Netanyahu teme un mandato di arresto della Corte penale internazionale (CPI) e con lui il ministro della Difesa Yoav Gallant e il capo dell’IDF Herzi Halevi. E per non farsi bollare come criminale cerca di muovere mari e monti, compresi gli americani. Sarebbe un altro importante segnale che l’opinione pubblica internazionale, come dimostrano anche le proteste degli universitari USA, è sempre meno disposta ad accettare l’approccio di Israele alla guerra di Gaza.



Un elemento in più per chiedere, all’interno del Paese, le sue dimissioni, anche se poi fino a quando qualche forza politica non prenderà l’iniziativa di lasciare il gabinetto di guerra e il governo di unità nazionale il primo ministro rimarrà in sella in barba a tutti, procedendo all’operazione di terra a Rafah. I militari sono pronti da giorni ma non si è ancora visto un palestinese sfollato.

Obiettivo A ->
Rispondi a queste domande sul brano citato:
(i) Oltre a Netanyahu, chi teme un mandato di arresto della CPI?
(ii) Quali proteste vengono citate come segno dell'orientamento dell'opinione pubblica internazionale?
(iii) In quale località si svolgerà l'operazione di terra?
Obiettivo B ->
Estrai dall'elenco le righe che vanno da quella che contiene "description-line-2: (Чтение) xyxy=(91,418,136,430)" a quella che contiene "restriction-icon[interactable] xyxy=(627,147,637,157)", estremi inclusi, e riportale invariate.

Dati di input ->
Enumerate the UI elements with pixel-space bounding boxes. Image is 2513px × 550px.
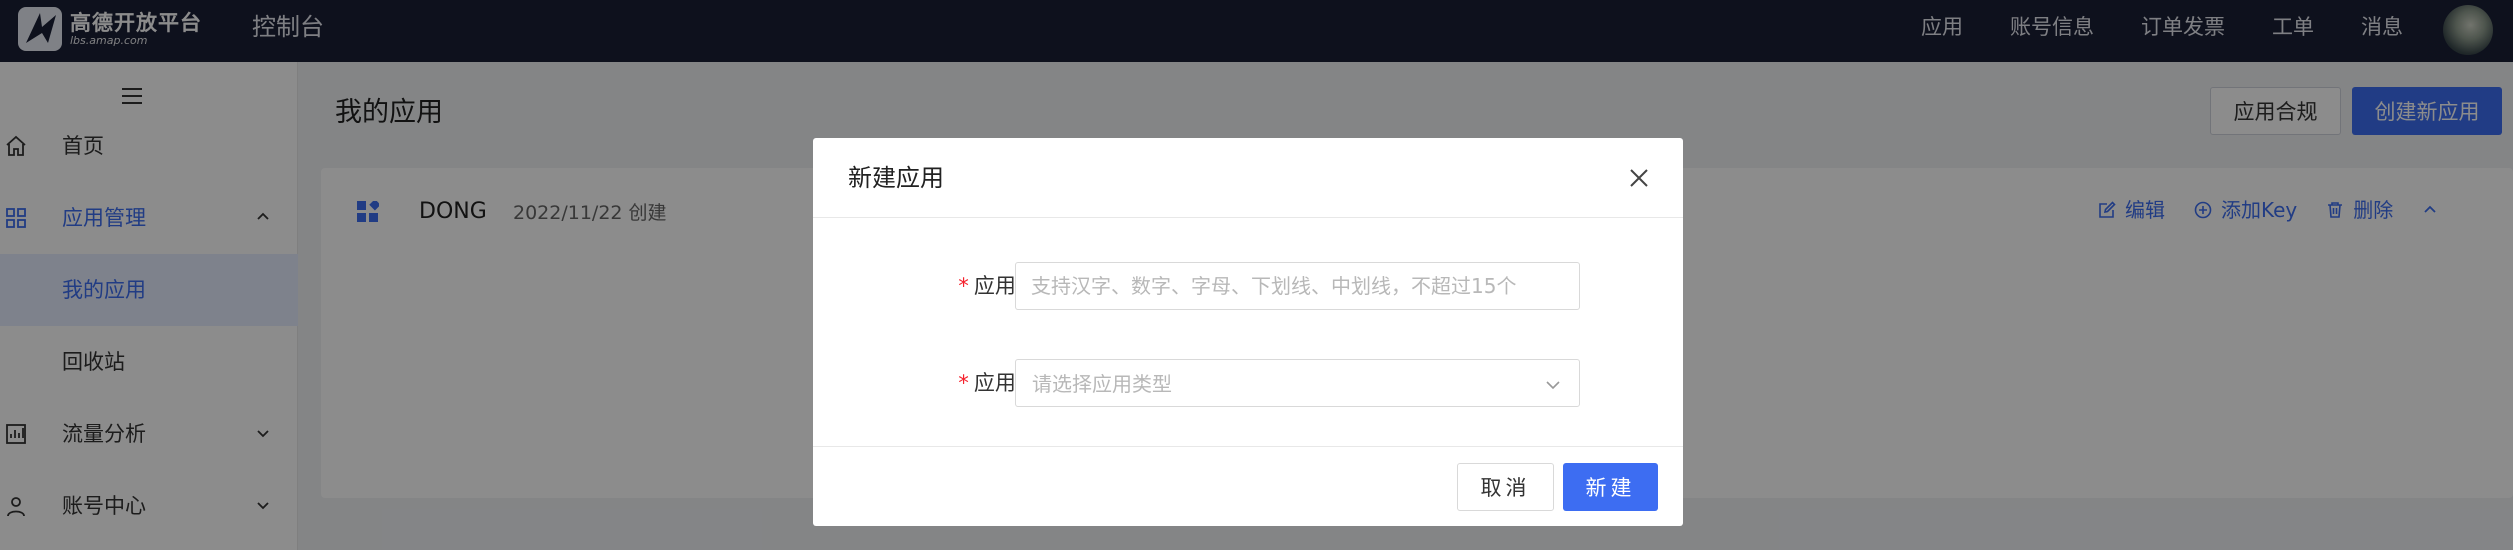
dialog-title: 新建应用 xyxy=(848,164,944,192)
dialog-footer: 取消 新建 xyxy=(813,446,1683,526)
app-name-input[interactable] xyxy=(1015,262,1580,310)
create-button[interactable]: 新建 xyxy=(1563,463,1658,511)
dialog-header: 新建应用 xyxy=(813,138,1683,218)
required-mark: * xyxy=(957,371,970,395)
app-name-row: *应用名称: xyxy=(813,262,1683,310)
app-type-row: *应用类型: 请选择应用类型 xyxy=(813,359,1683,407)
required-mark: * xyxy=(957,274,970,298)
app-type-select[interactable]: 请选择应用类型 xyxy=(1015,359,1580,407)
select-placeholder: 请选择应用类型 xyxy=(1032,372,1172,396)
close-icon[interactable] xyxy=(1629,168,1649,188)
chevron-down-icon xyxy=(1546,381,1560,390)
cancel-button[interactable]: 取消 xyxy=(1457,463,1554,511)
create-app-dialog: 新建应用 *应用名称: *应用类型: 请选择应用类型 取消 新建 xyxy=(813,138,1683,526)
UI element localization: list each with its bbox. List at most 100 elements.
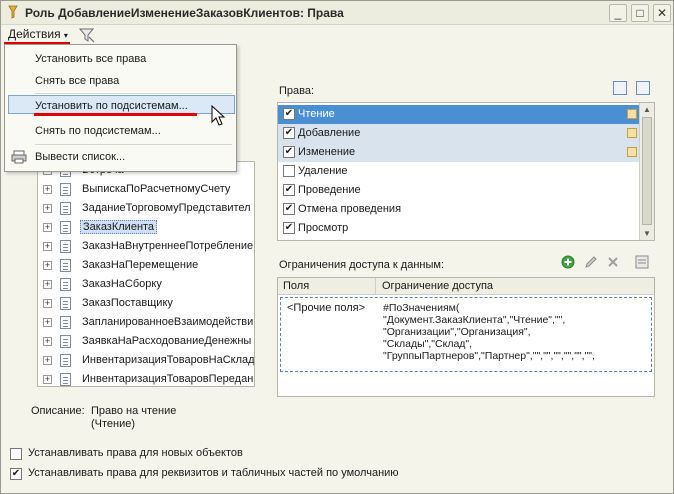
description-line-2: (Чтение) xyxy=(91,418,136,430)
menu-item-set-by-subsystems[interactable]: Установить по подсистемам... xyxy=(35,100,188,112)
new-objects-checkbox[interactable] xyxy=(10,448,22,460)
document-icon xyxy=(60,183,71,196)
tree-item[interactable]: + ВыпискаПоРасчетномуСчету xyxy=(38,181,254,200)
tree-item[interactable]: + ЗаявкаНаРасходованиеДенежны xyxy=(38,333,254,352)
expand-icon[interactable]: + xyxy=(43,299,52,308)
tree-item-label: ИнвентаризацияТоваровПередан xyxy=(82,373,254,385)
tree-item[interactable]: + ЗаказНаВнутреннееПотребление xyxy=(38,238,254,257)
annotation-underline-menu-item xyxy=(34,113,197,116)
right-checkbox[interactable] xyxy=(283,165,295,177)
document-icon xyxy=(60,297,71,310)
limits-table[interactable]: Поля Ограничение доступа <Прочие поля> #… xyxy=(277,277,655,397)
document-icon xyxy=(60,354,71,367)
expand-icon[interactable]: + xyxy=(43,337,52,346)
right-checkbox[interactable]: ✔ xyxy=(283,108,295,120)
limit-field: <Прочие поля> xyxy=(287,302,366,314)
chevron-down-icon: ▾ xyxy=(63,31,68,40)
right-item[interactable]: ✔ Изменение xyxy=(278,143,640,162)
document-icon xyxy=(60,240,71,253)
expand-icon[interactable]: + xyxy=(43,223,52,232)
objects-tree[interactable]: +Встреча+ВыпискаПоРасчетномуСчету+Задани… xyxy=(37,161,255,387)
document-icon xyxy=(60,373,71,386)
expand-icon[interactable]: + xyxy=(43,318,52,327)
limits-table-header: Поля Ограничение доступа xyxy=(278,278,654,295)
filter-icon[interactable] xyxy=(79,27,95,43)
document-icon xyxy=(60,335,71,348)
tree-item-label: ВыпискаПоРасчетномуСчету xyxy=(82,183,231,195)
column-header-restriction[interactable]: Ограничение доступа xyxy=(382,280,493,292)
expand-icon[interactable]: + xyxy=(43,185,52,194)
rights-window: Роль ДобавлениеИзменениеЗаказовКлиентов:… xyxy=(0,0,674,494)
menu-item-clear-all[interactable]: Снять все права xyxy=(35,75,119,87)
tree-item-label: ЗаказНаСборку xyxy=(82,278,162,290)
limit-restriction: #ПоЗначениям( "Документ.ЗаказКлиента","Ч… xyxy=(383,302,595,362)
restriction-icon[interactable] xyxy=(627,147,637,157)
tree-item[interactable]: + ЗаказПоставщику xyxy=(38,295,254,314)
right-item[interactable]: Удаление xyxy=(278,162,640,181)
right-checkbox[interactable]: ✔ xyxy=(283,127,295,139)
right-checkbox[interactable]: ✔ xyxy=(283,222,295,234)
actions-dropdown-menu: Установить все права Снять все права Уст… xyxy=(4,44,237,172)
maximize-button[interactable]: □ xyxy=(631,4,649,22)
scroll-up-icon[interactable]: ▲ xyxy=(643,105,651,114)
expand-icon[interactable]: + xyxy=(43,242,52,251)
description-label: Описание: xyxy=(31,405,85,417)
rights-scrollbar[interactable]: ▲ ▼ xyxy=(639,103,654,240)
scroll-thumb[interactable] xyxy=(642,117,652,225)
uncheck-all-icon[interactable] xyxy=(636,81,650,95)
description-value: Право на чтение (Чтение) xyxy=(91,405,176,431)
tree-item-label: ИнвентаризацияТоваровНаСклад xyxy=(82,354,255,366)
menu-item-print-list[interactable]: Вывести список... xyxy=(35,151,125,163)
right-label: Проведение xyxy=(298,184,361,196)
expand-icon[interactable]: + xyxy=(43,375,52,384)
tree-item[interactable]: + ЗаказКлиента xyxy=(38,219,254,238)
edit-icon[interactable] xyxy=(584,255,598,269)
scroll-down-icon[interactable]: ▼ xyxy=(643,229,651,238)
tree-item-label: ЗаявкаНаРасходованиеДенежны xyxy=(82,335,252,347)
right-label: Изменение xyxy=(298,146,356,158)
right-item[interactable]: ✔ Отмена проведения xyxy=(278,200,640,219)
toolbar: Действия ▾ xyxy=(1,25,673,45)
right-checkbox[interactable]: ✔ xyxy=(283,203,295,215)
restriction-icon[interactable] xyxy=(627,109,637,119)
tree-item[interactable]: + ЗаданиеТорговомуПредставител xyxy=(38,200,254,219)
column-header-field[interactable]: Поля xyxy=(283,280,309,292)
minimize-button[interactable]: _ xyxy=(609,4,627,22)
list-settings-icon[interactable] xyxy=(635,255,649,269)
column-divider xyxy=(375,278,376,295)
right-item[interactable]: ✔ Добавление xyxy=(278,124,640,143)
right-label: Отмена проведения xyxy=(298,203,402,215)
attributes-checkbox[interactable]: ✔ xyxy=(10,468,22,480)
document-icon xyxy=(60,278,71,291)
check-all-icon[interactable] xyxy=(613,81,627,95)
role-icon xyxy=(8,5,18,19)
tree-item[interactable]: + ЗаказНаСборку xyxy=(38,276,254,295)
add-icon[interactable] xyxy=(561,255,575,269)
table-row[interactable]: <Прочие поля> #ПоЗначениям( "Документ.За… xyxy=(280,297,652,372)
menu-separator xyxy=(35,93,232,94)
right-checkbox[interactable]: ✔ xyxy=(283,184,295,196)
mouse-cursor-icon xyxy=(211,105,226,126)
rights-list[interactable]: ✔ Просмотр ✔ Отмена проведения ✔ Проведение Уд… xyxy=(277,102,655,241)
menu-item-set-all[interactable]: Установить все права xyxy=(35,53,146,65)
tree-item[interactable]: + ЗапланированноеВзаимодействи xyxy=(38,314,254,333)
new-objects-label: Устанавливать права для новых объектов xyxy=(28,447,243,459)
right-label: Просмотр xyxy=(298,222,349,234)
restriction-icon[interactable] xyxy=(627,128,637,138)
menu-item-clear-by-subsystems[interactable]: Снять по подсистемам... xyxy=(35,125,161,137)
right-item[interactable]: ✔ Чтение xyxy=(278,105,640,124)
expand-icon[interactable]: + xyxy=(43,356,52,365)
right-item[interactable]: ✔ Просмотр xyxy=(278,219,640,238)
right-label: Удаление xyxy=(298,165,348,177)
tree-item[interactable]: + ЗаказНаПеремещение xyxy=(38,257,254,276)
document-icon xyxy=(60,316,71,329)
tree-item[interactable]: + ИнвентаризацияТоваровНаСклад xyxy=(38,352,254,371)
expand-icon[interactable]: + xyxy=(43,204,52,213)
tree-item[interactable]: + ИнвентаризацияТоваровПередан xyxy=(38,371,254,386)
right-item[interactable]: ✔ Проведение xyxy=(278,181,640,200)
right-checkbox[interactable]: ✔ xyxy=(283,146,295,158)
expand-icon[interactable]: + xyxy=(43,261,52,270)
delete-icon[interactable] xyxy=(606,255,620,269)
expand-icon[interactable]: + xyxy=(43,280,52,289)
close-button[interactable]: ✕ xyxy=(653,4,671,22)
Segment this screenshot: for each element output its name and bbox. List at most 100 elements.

Risultato dell'esercizio A ->
(i) Il ministro della Difesa Yoav Gallant e il capo dell'IDF Herzi Halevi.
(ii) Le proteste degli universitari USA.
(iii) A Rafah.

Risultato dell'esercizio B ->
description-line-2: (Чтение) xyxy=(91,418,136,430)
menu-item-set-by-subsystems[interactable]: Установить по подсистемам... xyxy=(35,100,188,112)
new-objects-checkbox[interactable] xyxy=(10,448,22,460)
document-icon xyxy=(60,183,71,196)
tree-item[interactable]: + ВыпискаПоРасчетномуСчету xyxy=(38,181,254,200)
tree-item[interactable]: + ЗаявкаНаРасходованиеДенежны xyxy=(38,333,254,352)
expand-icon[interactable]: + xyxy=(43,299,52,308)
tree-item-label: ИнвентаризацияТоваровПередан xyxy=(82,373,254,385)
tree-item[interactable]: + ЗаказНаВнутреннееПотребление xyxy=(38,238,254,257)
annotation-underline-menu-item xyxy=(34,113,197,116)
right-checkbox[interactable] xyxy=(283,165,295,177)
document-icon xyxy=(60,297,71,310)
limits-table[interactable]: Поля Ограничение доступа <Прочие поля> #… xyxy=(277,277,655,397)
document-icon xyxy=(60,354,71,367)
expand-icon[interactable]: + xyxy=(43,337,52,346)
right-checkbox[interactable]: ✔ xyxy=(283,108,295,120)
limit-field: <Прочие поля> xyxy=(287,302,366,314)
chevron-down-icon: ▾ xyxy=(63,31,68,40)
right-item[interactable]: ✔ Изменение xyxy=(278,143,640,162)
document-icon xyxy=(60,240,71,253)
expand-icon[interactable]: + xyxy=(43,223,52,232)
objects-tree[interactable]: +Встреча+ВыпискаПоРасчетномуСчету+Задани… xyxy=(37,161,255,387)
document-icon xyxy=(60,373,71,386)
expand-icon[interactable]: + xyxy=(43,318,52,327)
limits-table-header: Поля Ограничение доступа xyxy=(278,278,654,295)
filter-icon[interactable] xyxy=(79,27,95,43)
document-icon xyxy=(60,335,71,348)
tree-item-label: ВыпискаПоРасчетномуСчету xyxy=(82,183,231,195)
column-header-restriction[interactable]: Ограничение доступа xyxy=(382,280,493,292)
expand-icon[interactable]: + xyxy=(43,185,52,194)
rights-window: Роль ДобавлениеИзменениеЗаказовКлиентов:… xyxy=(0,0,674,494)
menu-item-clear-all[interactable]: Снять все права xyxy=(35,75,119,87)
tree-item-label: ЗаказНаСборку xyxy=(82,278,162,290)
limit-restriction: #ПоЗначениям( "Документ.ЗаказКлиента","Ч… xyxy=(383,302,595,362)
restriction-icon[interactable] xyxy=(627,147,637,157)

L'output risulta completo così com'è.